SOURCE RECORDS:
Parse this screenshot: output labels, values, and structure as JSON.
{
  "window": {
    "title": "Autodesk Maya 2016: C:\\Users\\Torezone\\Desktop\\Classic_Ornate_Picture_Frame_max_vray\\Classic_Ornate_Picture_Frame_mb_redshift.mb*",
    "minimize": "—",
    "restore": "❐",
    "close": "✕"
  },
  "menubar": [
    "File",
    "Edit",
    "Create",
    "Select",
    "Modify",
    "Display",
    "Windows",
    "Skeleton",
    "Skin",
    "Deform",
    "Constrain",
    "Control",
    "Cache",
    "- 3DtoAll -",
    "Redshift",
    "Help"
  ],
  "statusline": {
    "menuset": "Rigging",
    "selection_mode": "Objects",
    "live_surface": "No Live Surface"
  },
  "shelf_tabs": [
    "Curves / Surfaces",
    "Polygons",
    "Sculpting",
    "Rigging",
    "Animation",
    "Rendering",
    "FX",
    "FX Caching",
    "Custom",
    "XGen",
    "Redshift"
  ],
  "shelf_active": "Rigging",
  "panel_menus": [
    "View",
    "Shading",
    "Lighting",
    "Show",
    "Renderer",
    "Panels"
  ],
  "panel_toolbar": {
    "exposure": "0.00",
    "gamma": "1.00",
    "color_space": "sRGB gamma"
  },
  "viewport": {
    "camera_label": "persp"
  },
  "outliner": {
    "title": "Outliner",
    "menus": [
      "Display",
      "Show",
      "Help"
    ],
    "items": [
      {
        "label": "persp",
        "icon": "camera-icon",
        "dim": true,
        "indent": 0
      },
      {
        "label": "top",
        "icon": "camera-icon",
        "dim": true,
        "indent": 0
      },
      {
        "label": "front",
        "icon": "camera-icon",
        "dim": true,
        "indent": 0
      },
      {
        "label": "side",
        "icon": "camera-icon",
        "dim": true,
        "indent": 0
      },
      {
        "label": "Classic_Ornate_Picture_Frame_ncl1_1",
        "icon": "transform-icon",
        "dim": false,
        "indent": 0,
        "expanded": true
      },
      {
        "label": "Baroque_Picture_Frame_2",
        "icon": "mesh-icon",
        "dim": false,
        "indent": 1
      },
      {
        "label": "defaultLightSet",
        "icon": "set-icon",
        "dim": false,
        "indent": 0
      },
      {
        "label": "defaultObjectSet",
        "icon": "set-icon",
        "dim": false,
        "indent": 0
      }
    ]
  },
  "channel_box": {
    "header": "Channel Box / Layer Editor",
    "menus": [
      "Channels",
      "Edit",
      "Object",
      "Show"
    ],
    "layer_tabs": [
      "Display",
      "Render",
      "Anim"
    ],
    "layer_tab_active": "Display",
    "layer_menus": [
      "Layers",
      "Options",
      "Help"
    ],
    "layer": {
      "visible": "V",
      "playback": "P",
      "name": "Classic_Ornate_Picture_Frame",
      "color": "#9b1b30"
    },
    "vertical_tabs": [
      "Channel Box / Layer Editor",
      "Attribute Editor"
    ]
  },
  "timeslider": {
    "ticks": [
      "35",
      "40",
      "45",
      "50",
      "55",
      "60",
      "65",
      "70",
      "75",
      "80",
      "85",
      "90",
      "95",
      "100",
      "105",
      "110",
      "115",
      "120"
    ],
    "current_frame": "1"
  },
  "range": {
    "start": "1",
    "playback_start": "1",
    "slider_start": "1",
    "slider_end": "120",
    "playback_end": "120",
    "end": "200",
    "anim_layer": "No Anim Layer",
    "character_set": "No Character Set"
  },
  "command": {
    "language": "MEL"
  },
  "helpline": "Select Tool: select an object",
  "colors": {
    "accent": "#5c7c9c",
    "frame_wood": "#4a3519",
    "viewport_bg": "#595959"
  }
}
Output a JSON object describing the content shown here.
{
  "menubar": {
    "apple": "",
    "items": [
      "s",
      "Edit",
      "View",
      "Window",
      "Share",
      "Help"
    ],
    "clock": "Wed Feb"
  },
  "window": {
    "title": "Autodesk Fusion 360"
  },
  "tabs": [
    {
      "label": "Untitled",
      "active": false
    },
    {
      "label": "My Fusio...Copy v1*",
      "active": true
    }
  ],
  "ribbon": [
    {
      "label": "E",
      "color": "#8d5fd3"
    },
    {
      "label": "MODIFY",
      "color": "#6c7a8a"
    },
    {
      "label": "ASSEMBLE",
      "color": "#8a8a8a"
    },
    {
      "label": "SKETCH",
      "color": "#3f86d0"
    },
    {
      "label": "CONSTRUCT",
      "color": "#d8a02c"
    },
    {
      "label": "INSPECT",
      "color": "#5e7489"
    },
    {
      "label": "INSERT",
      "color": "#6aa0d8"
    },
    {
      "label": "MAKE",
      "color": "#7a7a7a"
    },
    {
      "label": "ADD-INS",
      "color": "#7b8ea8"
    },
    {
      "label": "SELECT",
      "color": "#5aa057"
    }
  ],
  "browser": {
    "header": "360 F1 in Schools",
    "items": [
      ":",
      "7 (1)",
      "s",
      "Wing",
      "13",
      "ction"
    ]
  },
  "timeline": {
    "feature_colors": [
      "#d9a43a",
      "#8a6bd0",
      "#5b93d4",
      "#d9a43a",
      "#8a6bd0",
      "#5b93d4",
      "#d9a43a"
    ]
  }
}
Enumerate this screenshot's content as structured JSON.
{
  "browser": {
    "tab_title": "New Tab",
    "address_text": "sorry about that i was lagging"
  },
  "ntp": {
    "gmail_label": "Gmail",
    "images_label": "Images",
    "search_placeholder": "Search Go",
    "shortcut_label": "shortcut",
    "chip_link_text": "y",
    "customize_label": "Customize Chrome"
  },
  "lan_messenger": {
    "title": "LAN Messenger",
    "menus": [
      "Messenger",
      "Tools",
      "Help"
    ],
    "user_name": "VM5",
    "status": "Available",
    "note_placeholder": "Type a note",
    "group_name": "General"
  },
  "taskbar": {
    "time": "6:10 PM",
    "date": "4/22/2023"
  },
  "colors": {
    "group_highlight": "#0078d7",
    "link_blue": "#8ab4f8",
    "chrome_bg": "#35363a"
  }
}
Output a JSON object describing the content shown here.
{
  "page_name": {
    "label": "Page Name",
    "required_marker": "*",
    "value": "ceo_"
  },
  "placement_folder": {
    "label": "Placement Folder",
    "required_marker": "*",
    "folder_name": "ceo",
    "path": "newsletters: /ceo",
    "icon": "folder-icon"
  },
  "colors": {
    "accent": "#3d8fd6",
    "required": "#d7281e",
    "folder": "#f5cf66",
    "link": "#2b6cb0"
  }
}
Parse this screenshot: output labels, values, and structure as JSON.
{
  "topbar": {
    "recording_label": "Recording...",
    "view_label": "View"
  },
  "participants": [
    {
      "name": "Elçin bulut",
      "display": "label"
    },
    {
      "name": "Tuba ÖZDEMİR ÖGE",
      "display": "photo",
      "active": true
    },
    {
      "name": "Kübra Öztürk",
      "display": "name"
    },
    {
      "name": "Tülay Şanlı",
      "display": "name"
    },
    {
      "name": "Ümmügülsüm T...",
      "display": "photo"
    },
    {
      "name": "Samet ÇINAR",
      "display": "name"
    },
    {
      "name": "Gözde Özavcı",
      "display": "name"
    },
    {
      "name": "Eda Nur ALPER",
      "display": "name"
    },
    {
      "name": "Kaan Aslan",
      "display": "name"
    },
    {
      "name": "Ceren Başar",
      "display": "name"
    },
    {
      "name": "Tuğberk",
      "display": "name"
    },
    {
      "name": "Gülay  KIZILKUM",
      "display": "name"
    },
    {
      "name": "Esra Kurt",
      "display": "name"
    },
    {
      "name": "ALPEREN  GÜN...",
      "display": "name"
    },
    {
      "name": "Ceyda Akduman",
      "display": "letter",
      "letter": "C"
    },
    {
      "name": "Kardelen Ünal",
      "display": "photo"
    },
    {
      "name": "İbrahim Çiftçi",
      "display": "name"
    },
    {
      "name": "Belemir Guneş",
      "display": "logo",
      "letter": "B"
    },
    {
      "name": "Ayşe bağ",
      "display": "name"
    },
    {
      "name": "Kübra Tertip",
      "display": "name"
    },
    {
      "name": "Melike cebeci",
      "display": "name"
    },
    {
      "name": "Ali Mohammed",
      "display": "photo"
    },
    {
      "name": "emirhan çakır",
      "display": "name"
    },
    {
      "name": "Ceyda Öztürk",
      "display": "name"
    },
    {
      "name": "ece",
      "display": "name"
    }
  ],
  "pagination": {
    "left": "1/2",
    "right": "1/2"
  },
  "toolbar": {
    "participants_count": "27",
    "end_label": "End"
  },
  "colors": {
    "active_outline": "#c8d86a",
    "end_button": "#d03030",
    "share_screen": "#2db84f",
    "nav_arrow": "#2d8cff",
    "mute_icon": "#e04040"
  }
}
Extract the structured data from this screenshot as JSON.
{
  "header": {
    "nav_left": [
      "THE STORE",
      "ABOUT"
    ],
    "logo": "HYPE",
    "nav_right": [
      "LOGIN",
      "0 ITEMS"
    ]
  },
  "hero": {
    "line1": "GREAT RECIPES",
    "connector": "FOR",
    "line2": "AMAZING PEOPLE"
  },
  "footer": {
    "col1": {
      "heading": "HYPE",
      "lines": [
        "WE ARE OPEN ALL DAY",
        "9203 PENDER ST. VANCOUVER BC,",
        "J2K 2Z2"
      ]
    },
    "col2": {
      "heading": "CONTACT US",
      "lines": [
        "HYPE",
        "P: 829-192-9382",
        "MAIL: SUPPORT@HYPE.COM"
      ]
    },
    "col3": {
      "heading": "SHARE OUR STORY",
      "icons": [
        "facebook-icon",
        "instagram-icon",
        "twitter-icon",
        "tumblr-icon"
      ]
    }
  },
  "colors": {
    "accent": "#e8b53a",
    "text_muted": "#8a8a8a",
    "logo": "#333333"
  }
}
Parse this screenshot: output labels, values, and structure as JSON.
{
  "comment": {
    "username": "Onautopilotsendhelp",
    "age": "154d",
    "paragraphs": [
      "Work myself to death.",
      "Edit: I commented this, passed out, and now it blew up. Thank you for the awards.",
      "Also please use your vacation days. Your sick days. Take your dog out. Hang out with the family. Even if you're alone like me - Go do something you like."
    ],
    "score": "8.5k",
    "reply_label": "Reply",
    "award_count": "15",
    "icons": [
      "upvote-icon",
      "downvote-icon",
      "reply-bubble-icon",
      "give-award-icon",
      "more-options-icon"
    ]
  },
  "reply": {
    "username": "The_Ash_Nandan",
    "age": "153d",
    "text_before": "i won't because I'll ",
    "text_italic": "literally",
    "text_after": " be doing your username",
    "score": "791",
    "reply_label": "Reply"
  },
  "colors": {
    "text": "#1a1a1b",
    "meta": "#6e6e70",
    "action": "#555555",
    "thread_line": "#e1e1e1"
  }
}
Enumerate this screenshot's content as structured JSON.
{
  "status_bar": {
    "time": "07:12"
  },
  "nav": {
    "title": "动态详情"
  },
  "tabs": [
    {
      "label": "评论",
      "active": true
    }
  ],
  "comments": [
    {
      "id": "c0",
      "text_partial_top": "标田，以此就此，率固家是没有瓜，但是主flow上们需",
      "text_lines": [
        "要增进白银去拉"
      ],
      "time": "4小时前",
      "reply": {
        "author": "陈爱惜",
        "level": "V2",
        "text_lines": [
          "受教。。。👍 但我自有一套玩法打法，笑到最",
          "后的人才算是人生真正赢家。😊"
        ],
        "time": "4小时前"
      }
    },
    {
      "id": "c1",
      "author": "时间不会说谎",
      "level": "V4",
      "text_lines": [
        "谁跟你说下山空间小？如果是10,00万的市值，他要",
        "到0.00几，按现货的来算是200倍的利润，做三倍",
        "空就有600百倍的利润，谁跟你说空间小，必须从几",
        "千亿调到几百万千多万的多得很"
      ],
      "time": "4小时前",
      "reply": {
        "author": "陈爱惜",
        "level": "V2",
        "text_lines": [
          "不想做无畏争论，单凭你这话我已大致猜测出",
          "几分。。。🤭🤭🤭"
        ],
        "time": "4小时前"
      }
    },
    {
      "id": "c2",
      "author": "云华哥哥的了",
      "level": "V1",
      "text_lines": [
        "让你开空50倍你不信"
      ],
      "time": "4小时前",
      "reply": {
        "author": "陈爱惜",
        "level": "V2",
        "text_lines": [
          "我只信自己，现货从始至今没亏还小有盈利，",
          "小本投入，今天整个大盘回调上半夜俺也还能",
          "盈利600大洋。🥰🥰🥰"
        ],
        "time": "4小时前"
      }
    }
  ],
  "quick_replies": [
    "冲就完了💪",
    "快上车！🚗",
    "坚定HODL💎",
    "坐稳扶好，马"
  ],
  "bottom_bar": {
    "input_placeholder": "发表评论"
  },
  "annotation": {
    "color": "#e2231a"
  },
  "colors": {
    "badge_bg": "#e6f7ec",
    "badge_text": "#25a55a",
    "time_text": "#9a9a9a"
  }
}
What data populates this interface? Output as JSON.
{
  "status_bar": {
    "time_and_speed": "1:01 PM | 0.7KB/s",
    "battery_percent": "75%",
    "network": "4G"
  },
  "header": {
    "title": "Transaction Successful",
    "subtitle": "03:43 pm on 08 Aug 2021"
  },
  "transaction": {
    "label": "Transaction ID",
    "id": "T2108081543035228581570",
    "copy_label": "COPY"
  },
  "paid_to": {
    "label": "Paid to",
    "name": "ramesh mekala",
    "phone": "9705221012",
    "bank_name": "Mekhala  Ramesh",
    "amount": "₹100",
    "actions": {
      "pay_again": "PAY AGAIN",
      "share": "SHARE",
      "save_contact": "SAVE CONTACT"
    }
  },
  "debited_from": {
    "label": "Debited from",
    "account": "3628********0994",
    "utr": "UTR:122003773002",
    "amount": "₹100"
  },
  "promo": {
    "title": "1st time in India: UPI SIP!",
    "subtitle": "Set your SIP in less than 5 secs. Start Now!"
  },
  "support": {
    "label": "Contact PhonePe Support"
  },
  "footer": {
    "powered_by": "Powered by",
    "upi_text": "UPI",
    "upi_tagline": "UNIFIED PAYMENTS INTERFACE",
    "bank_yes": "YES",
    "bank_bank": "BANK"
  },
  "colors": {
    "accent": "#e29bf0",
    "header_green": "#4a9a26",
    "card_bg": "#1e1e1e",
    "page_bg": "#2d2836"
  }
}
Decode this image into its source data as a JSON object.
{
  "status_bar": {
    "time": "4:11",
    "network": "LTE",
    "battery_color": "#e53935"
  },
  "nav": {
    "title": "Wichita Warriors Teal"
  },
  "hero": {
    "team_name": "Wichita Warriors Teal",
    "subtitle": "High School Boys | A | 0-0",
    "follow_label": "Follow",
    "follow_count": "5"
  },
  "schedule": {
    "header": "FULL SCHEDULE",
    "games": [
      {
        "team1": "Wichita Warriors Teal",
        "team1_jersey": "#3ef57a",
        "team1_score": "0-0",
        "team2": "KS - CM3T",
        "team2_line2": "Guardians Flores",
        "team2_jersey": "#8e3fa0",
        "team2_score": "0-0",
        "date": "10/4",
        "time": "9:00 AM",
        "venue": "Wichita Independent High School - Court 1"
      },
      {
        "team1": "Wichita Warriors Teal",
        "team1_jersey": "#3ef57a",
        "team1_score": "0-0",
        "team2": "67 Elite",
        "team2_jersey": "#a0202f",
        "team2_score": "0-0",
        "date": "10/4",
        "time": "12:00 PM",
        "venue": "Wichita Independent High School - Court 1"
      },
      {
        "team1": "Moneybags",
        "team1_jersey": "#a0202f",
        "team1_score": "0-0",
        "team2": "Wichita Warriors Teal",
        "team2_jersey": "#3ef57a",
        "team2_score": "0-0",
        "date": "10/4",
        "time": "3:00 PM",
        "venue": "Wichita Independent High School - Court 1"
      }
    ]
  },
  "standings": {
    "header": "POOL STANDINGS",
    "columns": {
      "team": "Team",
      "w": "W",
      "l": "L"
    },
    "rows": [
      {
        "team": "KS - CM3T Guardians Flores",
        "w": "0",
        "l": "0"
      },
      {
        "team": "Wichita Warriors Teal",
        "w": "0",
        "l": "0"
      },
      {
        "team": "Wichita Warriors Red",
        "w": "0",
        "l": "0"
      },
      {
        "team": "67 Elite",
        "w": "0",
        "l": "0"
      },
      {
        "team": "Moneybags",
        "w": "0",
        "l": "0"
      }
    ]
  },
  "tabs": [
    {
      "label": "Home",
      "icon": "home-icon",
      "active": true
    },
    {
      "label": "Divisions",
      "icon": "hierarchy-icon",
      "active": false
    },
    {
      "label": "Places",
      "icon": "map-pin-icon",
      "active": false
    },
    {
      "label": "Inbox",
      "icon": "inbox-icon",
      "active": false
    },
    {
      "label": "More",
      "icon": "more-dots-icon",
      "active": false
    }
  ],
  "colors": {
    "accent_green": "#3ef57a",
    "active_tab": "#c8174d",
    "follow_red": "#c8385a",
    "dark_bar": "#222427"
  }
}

GIVEN EXERCISE: Pick out the lines above that hold the string "data" and show them.

ANSWER TO THIS EXERCISE:
Extract the structured data from this screenshot as JSON.
What data populates this interface? Output as JSON.
Decode this image into its source data as a JSON object.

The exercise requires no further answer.